*** Provided records ***

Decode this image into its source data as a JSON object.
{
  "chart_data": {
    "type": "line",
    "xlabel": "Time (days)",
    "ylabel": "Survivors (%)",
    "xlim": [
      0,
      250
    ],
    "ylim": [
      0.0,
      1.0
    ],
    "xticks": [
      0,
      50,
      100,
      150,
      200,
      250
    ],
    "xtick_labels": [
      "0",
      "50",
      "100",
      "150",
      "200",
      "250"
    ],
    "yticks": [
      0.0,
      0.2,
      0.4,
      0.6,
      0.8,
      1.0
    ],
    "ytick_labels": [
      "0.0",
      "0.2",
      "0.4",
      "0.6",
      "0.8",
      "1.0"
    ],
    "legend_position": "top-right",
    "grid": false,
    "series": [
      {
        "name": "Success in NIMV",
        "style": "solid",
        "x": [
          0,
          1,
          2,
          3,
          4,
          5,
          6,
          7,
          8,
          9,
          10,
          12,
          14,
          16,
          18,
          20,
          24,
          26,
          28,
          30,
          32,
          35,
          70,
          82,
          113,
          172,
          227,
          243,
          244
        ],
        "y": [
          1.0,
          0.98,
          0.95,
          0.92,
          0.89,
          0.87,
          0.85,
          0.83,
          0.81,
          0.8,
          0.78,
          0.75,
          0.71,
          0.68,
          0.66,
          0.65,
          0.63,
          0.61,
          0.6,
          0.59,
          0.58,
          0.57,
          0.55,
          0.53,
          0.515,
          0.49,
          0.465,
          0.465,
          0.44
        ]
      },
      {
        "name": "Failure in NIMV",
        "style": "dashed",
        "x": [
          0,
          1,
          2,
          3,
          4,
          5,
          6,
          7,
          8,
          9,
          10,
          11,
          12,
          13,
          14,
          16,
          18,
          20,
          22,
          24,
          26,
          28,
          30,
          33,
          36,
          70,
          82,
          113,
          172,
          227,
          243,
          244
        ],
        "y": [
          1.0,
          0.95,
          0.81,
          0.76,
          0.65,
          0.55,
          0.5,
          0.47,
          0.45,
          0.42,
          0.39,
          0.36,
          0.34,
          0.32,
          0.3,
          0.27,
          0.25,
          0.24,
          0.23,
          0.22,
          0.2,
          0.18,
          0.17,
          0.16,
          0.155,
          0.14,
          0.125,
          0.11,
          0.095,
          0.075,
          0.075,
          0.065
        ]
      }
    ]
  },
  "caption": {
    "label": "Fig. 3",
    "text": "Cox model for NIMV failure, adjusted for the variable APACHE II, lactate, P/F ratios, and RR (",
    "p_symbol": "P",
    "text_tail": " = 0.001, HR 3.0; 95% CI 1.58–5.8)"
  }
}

***

#### What the task asks:
Write only the number of lines that include "NIMV".

#### Response:
3